*WHAT THIS TASK INVOLVES*
Quote all entries in full, exactly.

* * * * *

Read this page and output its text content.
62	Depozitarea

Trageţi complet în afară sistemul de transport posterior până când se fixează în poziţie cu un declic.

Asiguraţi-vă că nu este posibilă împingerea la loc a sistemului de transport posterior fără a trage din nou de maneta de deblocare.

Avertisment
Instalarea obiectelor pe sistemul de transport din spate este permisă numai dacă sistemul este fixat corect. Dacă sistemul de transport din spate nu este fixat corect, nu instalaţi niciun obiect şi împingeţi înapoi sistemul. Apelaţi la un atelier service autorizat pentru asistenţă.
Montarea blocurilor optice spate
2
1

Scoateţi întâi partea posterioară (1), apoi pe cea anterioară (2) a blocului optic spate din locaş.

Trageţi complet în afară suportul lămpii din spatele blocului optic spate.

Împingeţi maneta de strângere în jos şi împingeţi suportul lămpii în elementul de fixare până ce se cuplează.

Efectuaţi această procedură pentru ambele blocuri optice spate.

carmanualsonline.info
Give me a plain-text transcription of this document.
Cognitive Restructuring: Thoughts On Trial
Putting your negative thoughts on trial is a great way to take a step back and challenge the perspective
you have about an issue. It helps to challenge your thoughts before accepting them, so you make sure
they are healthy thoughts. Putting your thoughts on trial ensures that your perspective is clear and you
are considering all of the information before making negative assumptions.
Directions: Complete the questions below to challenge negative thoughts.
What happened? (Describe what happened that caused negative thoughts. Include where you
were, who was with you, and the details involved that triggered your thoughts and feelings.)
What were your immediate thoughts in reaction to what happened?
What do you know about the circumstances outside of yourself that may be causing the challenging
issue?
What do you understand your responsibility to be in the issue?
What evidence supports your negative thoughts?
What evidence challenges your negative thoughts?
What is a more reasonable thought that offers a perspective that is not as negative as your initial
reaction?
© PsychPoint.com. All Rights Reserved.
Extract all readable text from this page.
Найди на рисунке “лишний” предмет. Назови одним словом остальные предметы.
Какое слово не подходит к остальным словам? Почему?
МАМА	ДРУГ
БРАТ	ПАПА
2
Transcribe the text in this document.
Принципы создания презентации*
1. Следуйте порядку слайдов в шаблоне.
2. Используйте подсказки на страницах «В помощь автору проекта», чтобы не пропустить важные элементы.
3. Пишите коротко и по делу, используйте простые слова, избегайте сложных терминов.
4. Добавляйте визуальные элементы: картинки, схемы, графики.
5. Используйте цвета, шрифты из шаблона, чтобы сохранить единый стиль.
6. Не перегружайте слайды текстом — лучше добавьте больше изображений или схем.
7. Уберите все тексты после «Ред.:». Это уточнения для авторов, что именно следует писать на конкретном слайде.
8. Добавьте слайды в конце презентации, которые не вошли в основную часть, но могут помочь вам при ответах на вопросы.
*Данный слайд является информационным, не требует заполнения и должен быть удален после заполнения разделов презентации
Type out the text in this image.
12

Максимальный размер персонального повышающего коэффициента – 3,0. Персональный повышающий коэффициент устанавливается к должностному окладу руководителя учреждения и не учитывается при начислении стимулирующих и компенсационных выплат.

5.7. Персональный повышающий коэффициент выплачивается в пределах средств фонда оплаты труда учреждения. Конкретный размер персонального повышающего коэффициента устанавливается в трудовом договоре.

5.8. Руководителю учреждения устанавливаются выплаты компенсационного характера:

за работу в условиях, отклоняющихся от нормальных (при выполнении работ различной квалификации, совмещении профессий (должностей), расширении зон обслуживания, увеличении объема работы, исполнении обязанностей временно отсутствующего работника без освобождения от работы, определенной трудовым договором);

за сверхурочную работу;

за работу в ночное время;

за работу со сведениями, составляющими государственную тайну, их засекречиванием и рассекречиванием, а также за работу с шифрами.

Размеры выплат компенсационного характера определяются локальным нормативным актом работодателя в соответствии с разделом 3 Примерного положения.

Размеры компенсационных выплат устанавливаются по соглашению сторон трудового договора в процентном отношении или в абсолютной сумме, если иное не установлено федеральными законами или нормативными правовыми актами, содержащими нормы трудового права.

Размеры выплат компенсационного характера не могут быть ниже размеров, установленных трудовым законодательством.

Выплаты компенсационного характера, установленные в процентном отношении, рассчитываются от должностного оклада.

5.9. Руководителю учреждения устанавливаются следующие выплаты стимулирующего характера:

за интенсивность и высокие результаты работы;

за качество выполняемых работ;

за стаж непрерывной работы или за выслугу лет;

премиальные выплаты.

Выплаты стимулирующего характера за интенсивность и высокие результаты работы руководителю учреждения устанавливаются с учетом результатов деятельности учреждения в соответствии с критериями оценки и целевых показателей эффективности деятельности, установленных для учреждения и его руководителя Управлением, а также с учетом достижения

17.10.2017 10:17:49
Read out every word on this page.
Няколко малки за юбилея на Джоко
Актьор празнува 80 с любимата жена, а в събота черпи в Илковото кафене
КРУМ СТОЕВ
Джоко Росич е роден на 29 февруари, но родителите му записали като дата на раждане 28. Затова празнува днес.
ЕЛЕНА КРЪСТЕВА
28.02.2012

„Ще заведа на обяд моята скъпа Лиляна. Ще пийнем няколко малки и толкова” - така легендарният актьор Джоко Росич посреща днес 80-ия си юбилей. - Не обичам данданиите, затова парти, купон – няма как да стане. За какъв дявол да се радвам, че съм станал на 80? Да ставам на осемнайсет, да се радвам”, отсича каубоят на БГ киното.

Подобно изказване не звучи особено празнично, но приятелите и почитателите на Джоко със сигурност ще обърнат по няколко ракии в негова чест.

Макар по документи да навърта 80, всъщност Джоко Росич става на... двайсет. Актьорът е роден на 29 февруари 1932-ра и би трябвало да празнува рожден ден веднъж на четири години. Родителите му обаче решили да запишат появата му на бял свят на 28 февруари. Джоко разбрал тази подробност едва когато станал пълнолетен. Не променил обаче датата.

* * * * *

*RESPONSE*
Read this page and output its text content.
62	Depozitarea

Trageţi complet în afară sistemul de transport posterior până când se fixează în poziţie cu un declic.

Asiguraţi-vă că nu este posibilă împingerea la loc a sistemului de transport posterior fără a trage din nou de maneta de deblocare.

Avertisment
Instalarea obiectelor pe sistemul de transport din spate este permisă numai dacă sistemul este fixat corect. Dacă sistemul de transport din spate nu este fixat corect, nu instalaţi niciun obiect şi împingeţi înapoi sistemul. Apelaţi la un atelier service autorizat pentru asistenţă.
Montarea blocurilor optice spate
2
1

Scoateţi întâi partea posterioară (1), apoi pe cea anterioară (2) a blocului optic spate din locaş.

Trageţi complet în afară suportul lămpii din spatele blocului optic spate.

Împingeţi maneta de strângere în jos şi împingeţi suportul lămpii în elementul de fixare până ce se cuplează.

Efectuaţi această procedură pentru ambele blocuri optice spate.

carmanualsonline.info
Give me a plain-text transcription of this document.
Cognitive Restructuring: Thoughts On Trial
Putting your negative thoughts on trial is a great way to take a step back and challenge the perspective
you have about an issue. It helps to challenge your thoughts before accepting them, so you make sure
they are healthy thoughts. Putting your thoughts on trial ensures that your perspective is clear and you
are considering all of the information before making negative assumptions.
Directions: Complete the questions below to challenge negative thoughts.
What happened? (Describe what happened that caused negative thoughts. Include where you
were, who was with you, and the details involved that triggered your thoughts and feelings.)
What were your immediate thoughts in reaction to what happened?
What do you know about the circumstances outside of yourself that may be causing the challenging
issue?
What do you understand your responsibility to be in the issue?
What evidence supports your negative thoughts?
What evidence challenges your negative thoughts?
What is a more reasonable thought that offers a perspective that is not as negative as your initial
reaction?
© PsychPoint.com. All Rights Reserved.
Extract all readable text from this page.
Найди на рисунке “лишний” предмет. Назови одним словом остальные предметы.
Какое слово не подходит к остальным словам? Почему?
МАМА	ДРУГ
БРАТ	ПАПА
2
Transcribe the text in this document.
Принципы создания презентации*
1. Следуйте порядку слайдов в шаблоне.
2. Используйте подсказки на страницах «В помощь автору проекта», чтобы не пропустить важные элементы.
3. Пишите коротко и по делу, используйте простые слова, избегайте сложных терминов.
4. Добавляйте визуальные элементы: картинки, схемы, графики.
5. Используйте цвета, шрифты из шаблона, чтобы сохранить единый стиль.
6. Не перегружайте слайды текстом — лучше добавьте больше изображений или схем.
7. Уберите все тексты после «Ред.:». Это уточнения для авторов, что именно следует писать на конкретном слайде.
8. Добавьте слайды в конце презентации, которые не вошли в основную часть, но могут помочь вам при ответах на вопросы.
*Данный слайд является информационным, не требует заполнения и должен быть удален после заполнения разделов презентации
Type out the text in this image.
12

Максимальный размер персонального повышающего коэффициента – 3,0. Персональный повышающий коэффициент устанавливается к должностному окладу руководителя учреждения и не учитывается при начислении стимулирующих и компенсационных выплат.

5.7. Персональный повышающий коэффициент выплачивается в пределах средств фонда оплаты труда учреждения. Конкретный размер персонального повышающего коэффициента устанавливается в трудовом договоре.

5.8. Руководителю учреждения устанавливаются выплаты компенсационного характера:

за работу в условиях, отклоняющихся от нормальных (при выполнении работ различной квалификации, совмещении профессий (должностей), расширении зон обслуживания, увеличении объема работы, исполнении обязанностей временно отсутствующего работника без освобождения от работы, определенной трудовым договором);

за сверхурочную работу;

за работу в ночное время;

за работу со сведениями, составляющими государственную тайну, их засекречиванием и рассекречиванием, а также за работу с шифрами.

Размеры выплат компенсационного характера определяются локальным нормативным актом работодателя в соответствии с разделом 3 Примерного положения.

Размеры компенсационных выплат устанавливаются по соглашению сторон трудового договора в процентном отношении или в абсолютной сумме, если иное не установлено федеральными законами или нормативными правовыми актами, содержащими нормы трудового права.

Размеры выплат компенсационного характера не могут быть ниже размеров, установленных трудовым законодательством.

Выплаты компенсационного характера, установленные в процентном отношении, рассчитываются от должностного оклада.

5.9. Руководителю учреждения устанавливаются следующие выплаты стимулирующего характера:

за интенсивность и высокие результаты работы;

за качество выполняемых работ;

за стаж непрерывной работы или за выслугу лет;

премиальные выплаты.

Выплаты стимулирующего характера за интенсивность и высокие результаты работы руководителю учреждения устанавливаются с учетом результатов деятельности учреждения в соответствии с критериями оценки и целевых показателей эффективности деятельности, установленных для учреждения и его руководителя Управлением, а также с учетом достижения

17.10.2017 10:17:49
Read out every word on this page.
Няколко малки за юбилея на Джоко
Актьор празнува 80 с любимата жена, а в събота черпи в Илковото кафене
КРУМ СТОЕВ
Джоко Росич е роден на 29 февруари, но родителите му записали като дата на раждане 28. Затова празнува днес.
ЕЛЕНА КРЪСТЕВА
28.02.2012

„Ще заведа на обяд моята скъпа Лиляна. Ще пийнем няколко малки и толкова” - така легендарният актьор Джоко Росич посреща днес 80-ия си юбилей. - Не обичам данданиите, затова парти, купон – няма как да стане. За какъв дявол да се радвам, че съм станал на 80? Да ставам на осемнайсет, да се радвам”, отсича каубоят на БГ киното.

Подобно изказване не звучи особено празнично, но приятелите и почитателите на Джоко със сигурност ще обърнат по няколко ракии в негова чест.

Макар по документи да навърта 80, всъщност Джоко Росич става на... двайсет. Актьорът е роден на 29 февруари 1932-ра и би трябвало да празнува рожден ден веднъж на четири години. Родителите му обаче решили да запишат появата му на бял свят на 28 февруари. Джоко разбрал тази подробност едва когато станал пълнолетен. Не променил обаче датата.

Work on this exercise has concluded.